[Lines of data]
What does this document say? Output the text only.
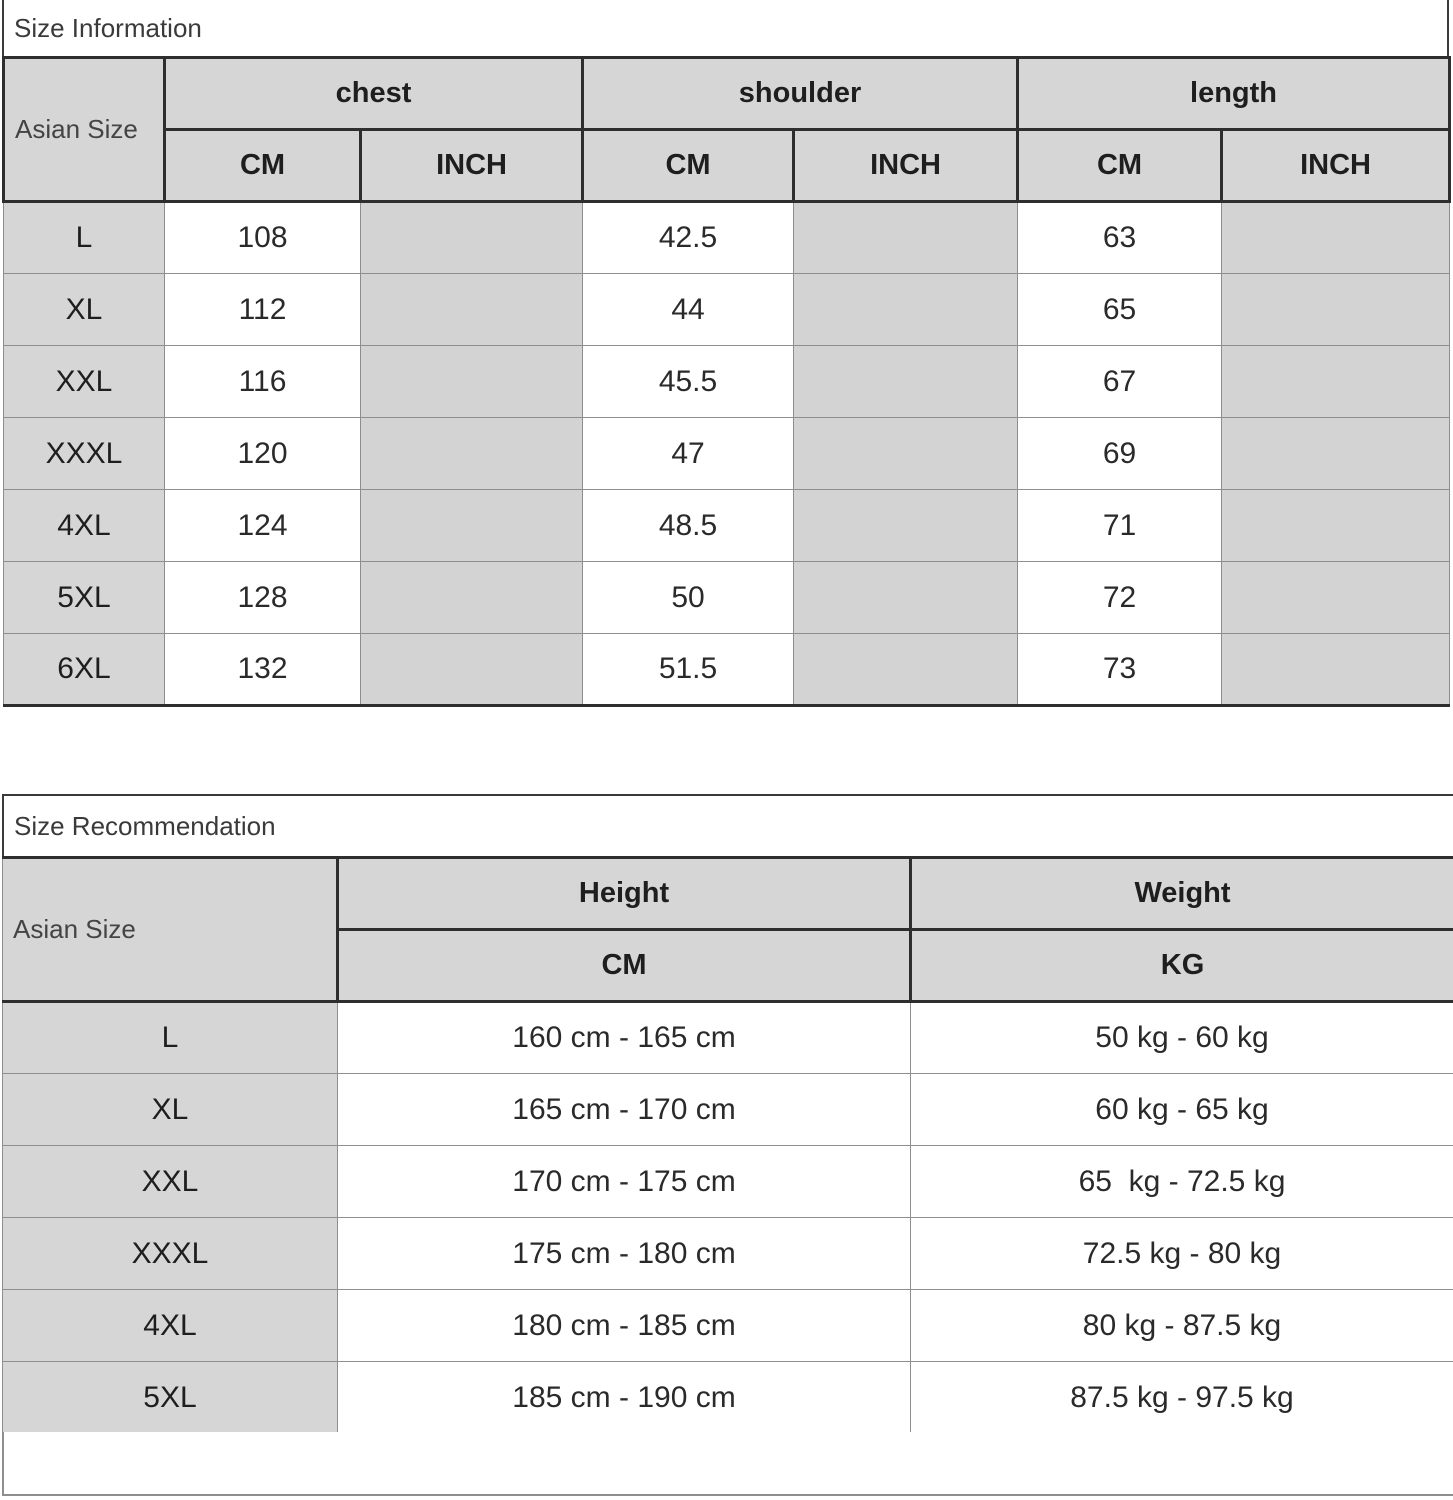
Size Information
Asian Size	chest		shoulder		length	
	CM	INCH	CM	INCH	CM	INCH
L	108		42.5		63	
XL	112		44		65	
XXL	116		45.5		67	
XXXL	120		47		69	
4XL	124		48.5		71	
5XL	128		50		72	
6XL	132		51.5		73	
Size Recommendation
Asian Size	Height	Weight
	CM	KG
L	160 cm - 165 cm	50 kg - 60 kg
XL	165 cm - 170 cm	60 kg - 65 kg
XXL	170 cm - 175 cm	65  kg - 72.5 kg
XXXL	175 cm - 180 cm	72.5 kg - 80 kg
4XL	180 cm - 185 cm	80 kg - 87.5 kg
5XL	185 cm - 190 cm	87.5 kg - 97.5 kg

==

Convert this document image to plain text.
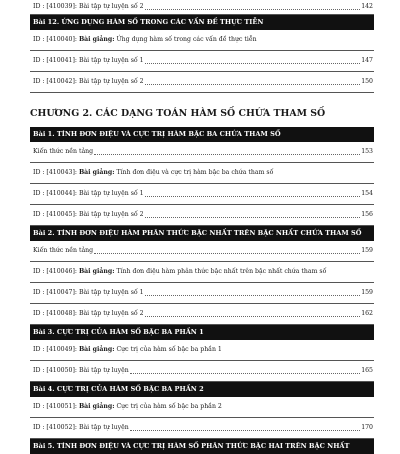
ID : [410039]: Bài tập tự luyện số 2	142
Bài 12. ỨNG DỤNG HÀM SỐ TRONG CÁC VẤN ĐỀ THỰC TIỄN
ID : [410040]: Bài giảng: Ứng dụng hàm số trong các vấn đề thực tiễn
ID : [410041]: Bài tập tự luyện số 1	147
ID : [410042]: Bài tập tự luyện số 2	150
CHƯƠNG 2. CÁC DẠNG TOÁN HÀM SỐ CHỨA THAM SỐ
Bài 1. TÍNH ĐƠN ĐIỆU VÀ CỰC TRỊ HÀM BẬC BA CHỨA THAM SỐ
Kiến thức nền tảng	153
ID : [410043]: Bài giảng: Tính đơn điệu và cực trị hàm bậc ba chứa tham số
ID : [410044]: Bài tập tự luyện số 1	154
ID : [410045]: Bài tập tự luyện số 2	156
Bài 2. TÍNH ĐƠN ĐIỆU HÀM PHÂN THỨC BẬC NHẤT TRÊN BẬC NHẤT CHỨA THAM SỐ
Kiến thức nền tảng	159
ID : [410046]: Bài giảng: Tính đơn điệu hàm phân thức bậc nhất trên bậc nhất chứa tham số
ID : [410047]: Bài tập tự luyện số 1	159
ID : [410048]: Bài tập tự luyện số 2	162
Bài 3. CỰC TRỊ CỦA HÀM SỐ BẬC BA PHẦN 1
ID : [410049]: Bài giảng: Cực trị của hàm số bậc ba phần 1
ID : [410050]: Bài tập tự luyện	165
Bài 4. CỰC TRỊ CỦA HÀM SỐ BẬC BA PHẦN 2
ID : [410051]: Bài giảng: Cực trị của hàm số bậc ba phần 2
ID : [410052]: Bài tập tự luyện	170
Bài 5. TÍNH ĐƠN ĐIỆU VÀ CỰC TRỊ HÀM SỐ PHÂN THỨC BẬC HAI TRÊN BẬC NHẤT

--

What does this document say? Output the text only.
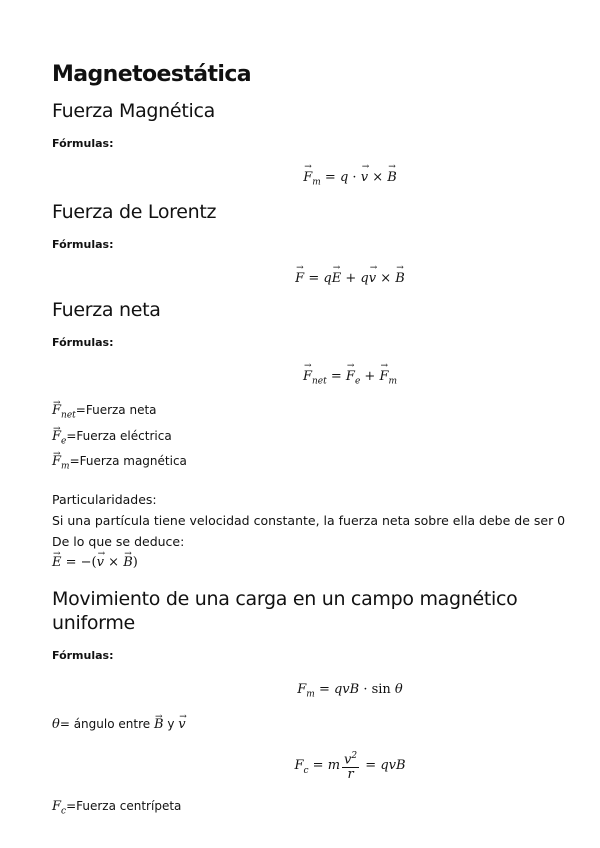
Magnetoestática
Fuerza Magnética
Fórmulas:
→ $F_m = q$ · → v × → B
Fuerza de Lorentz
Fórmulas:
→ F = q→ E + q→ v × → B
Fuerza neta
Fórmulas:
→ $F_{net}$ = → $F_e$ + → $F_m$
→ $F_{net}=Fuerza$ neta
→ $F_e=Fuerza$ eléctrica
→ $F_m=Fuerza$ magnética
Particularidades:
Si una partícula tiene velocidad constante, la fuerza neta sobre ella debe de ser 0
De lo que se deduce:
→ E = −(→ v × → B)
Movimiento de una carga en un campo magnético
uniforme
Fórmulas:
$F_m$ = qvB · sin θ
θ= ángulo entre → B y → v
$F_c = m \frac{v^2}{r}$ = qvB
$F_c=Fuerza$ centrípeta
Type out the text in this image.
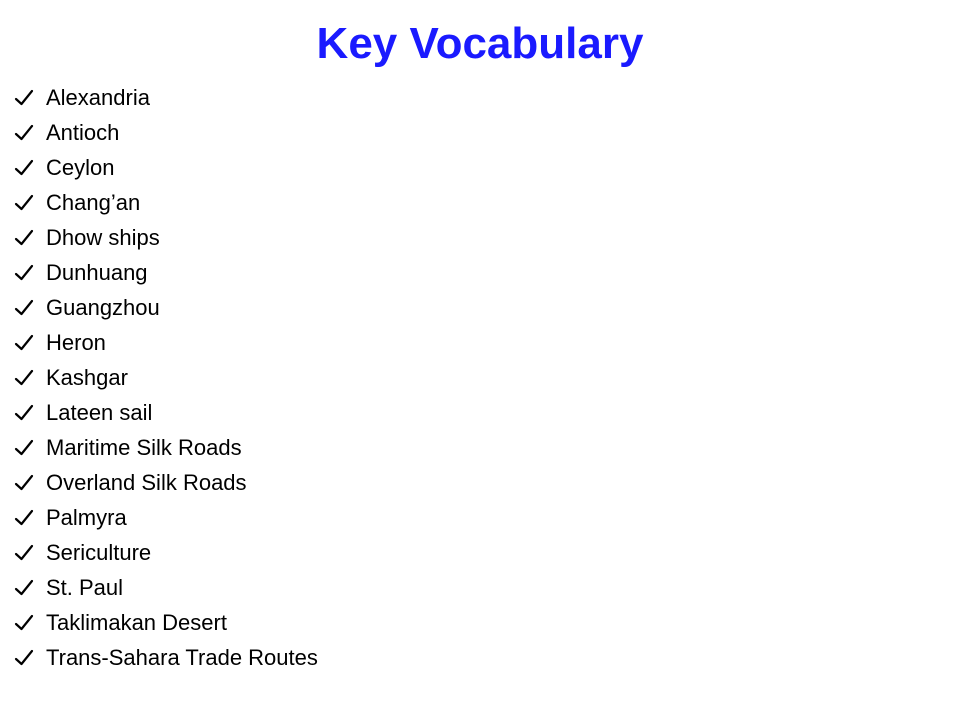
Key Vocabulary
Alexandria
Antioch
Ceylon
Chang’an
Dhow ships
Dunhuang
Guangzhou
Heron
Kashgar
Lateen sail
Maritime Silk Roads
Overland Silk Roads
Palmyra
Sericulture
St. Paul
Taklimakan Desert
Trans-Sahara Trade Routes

*AIM*.
Identify every line above with the string "neta" in it. Copy those lines.

*REPLY TO THE TASK*.
Fuerza neta
→ $F_{net}=Fuerza$ neta
Si una partícula tiene velocidad constante, la fuerza neta sobre ella debe de ser 0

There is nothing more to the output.